Problem description: Leave out any picture and return the remaining listing below exactly as given.

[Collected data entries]

--------

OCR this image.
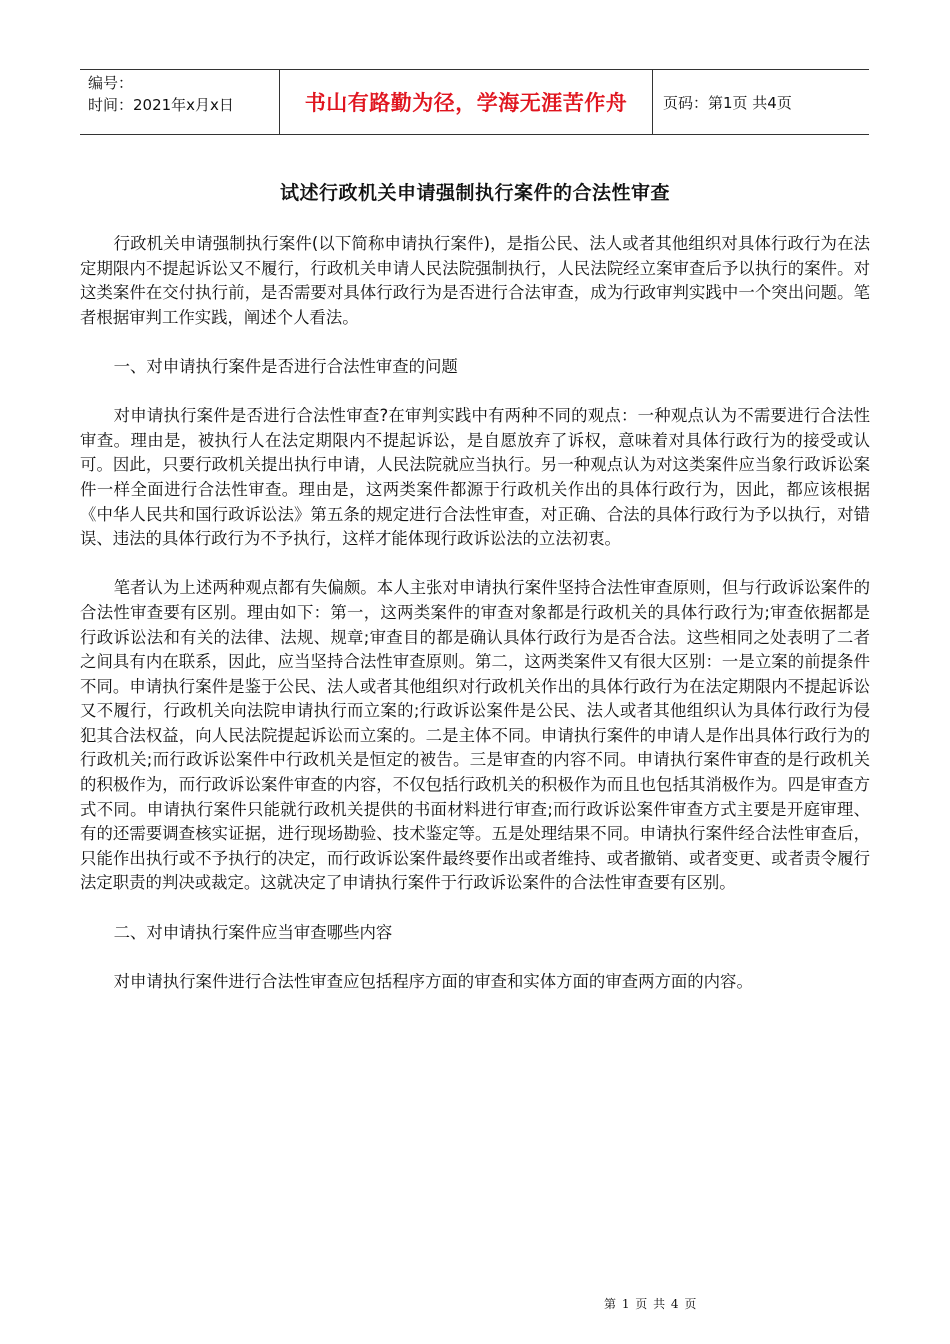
编号：
时间：2021年x月x日	书山有路勤为径，学海无涯苦作舟	页码：第1页 共4页
试述行政机关申请强制执行案件的合法性审查

行政机关申请强制执行案件(以下简称申请执行案件)，是指公民、法人或者其他组织对具体行政行为在法定期限内不提起诉讼又不履行，行政机关申请人民法院强制执行，人民法院经立案审查后予以执行的案件。对这类案件在交付执行前，是否需要对具体行政行为是否进行合法审查，成为行政审判实践中一个突出问题。笔者根据审判工作实践，阐述个人看法。

一、对申请执行案件是否进行合法性审查的问题

对申请执行案件是否进行合法性审查?在审判实践中有两种不同的观点：一种观点认为不需要进行合法性审查。理由是，被执行人在法定期限内不提起诉讼，是自愿放弃了诉权，意味着对具体行政行为的接受或认可。因此，只要行政机关提出执行申请，人民法院就应当执行。另一种观点认为对这类案件应当象行政诉讼案件一样全面进行合法性审查。理由是，这两类案件都源于行政机关作出的具体行政行为，因此，都应该根据《中华人民共和国行政诉讼法》第五条的规定进行合法性审查，对正确、合法的具体行政行为予以执行，对错误、违法的具体行政行为不予执行，这样才能体现行政诉讼法的立法初衷。

笔者认为上述两种观点都有失偏颇。本人主张对申请执行案件坚持合法性审查原则，但与行政诉讼案件的合法性审查要有区别。理由如下：第一，这两类案件的审查对象都是行政机关的具体行政行为;审查依据都是行政诉讼法和有关的法律、法规、规章;审查目的都是确认具体行政行为是否合法。这些相同之处表明了二者之间具有内在联系，因此，应当坚持合法性审查原则。第二，这两类案件又有很大区别：一是立案的前提条件不同。申请执行案件是鉴于公民、法人或者其他组织对行政机关作出的具体行政行为在法定期限内不提起诉讼又不履行，行政机关向法院申请执行而立案的;行政诉讼案件是公民、法人或者其他组织认为具体行政行为侵犯其合法权益，向人民法院提起诉讼而立案的。二是主体不同。申请执行案件的申请人是作出具体行政行为的行政机关;而行政诉讼案件中行政机关是恒定的被告。三是审查的内容不同。申请执行案件审查的是行政机关的积极作为，而行政诉讼案件审查的内容，不仅包括行政机关的积极作为而且也包括其消极作为。四是审查方式不同。申请执行案件只能就行政机关提供的书面材料进行审查;而行政诉讼案件审查方式主要是开庭审理、有的还需要调查核实证据，进行现场勘验、技术鉴定等。五是处理结果不同。申请执行案件经合法性审查后，只能作出执行或不予执行的决定，而行政诉讼案件最终要作出或者维持、或者撤销、或者变更、或者责令履行法定职责的判决或裁定。这就决定了申请执行案件于行政诉讼案件的合法性审查要有区别。

二、对申请执行案件应当审查哪些内容

对申请执行案件进行合法性审查应包括程序方面的审查和实体方面的审查两方面的内容。

第 1 页 共 4 页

--------

Exercise response:
OCR this image.
编号：
时间：2021年x月x日	书山有路勤为径，学海无涯苦作舟	页码：第1页 共4页
试述行政机关申请强制执行案件的合法性审查

行政机关申请强制执行案件(以下简称申请执行案件)，是指公民、法人或者其他组织对具体行政行为在法定期限内不提起诉讼又不履行，行政机关申请人民法院强制执行，人民法院经立案审查后予以执行的案件。对这类案件在交付执行前，是否需要对具体行政行为是否进行合法审查，成为行政审判实践中一个突出问题。笔者根据审判工作实践，阐述个人看法。

一、对申请执行案件是否进行合法性审查的问题

对申请执行案件是否进行合法性审查?在审判实践中有两种不同的观点：一种观点认为不需要进行合法性审查。理由是，被执行人在法定期限内不提起诉讼，是自愿放弃了诉权，意味着对具体行政行为的接受或认可。因此，只要行政机关提出执行申请，人民法院就应当执行。另一种观点认为对这类案件应当象行政诉讼案件一样全面进行合法性审查。理由是，这两类案件都源于行政机关作出的具体行政行为，因此，都应该根据《中华人民共和国行政诉讼法》第五条的规定进行合法性审查，对正确、合法的具体行政行为予以执行，对错误、违法的具体行政行为不予执行，这样才能体现行政诉讼法的立法初衷。

笔者认为上述两种观点都有失偏颇。本人主张对申请执行案件坚持合法性审查原则，但与行政诉讼案件的合法性审查要有区别。理由如下：第一，这两类案件的审查对象都是行政机关的具体行政行为;审查依据都是行政诉讼法和有关的法律、法规、规章;审查目的都是确认具体行政行为是否合法。这些相同之处表明了二者之间具有内在联系，因此，应当坚持合法性审查原则。第二，这两类案件又有很大区别：一是立案的前提条件不同。申请执行案件是鉴于公民、法人或者其他组织对行政机关作出的具体行政行为在法定期限内不提起诉讼又不履行，行政机关向法院申请执行而立案的;行政诉讼案件是公民、法人或者其他组织认为具体行政行为侵犯其合法权益，向人民法院提起诉讼而立案的。二是主体不同。申请执行案件的申请人是作出具体行政行为的行政机关;而行政诉讼案件中行政机关是恒定的被告。三是审查的内容不同。申请执行案件审查的是行政机关的积极作为，而行政诉讼案件审查的内容，不仅包括行政机关的积极作为而且也包括其消极作为。四是审查方式不同。申请执行案件只能就行政机关提供的书面材料进行审查;而行政诉讼案件审查方式主要是开庭审理、有的还需要调查核实证据，进行现场勘验、技术鉴定等。五是处理结果不同。申请执行案件经合法性审查后，只能作出执行或不予执行的决定，而行政诉讼案件最终要作出或者维持、或者撤销、或者变更、或者责令履行法定职责的判决或裁定。这就决定了申请执行案件于行政诉讼案件的合法性审查要有区别。

二、对申请执行案件应当审查哪些内容

对申请执行案件进行合法性审查应包括程序方面的审查和实体方面的审查两方面的内容。

第 1 页 共 4 页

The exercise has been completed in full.